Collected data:
::::

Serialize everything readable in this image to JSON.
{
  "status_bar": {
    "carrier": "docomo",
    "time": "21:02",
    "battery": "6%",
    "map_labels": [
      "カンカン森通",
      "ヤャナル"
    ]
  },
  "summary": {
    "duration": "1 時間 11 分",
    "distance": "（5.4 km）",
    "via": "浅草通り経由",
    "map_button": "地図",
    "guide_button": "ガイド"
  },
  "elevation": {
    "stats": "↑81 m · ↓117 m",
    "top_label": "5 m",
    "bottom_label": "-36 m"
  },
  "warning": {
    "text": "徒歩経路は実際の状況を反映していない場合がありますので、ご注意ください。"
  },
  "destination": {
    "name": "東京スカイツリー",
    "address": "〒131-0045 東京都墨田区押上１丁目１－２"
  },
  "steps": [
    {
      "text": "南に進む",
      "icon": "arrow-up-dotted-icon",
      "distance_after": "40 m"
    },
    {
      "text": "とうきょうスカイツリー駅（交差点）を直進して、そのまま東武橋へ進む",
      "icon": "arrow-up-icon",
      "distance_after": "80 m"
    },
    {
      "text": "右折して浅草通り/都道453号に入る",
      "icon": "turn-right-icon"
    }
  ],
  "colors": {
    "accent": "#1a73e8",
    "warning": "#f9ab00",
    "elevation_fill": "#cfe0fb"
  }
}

::::

- [WHAT IS EXPECTED] Every entry must be quoted exactly as it appears above.

- [OUTPUT FOR THIS EXERCISE]
Serialize everything readable in this image to JSON.
{
  "status_bar": {
    "carrier": "docomo",
    "time": "21:02",
    "battery": "6%",
    "map_labels": [
      "カンカン森通",
      "ヤャナル"
    ]
  },
  "summary": {
    "duration": "1 時間 11 分",
    "distance": "（5.4 km）",
    "via": "浅草通り経由",
    "map_button": "地図",
    "guide_button": "ガイド"
  },
  "elevation": {
    "stats": "↑81 m · ↓117 m",
    "top_label": "5 m",
    "bottom_label": "-36 m"
  },
  "warning": {
    "text": "徒歩経路は実際の状況を反映していない場合がありますので、ご注意ください。"
  },
  "destination": {
    "name": "東京スカイツリー",
    "address": "〒131-0045 東京都墨田区押上１丁目１－２"
  },
  "steps": [
    {
      "text": "南に進む",
      "icon": "arrow-up-dotted-icon",
      "distance_after": "40 m"
    },
    {
      "text": "とうきょうスカイツリー駅（交差点）を直進して、そのまま東武橋へ進む",
      "icon": "arrow-up-icon",
      "distance_after": "80 m"
    },
    {
      "text": "右折して浅草通り/都道453号に入る",
      "icon": "turn-right-icon"
    }
  ],
  "colors": {
    "accent": "#1a73e8",
    "warning": "#f9ab00",
    "elevation_fill": "#cfe0fb"
  }
}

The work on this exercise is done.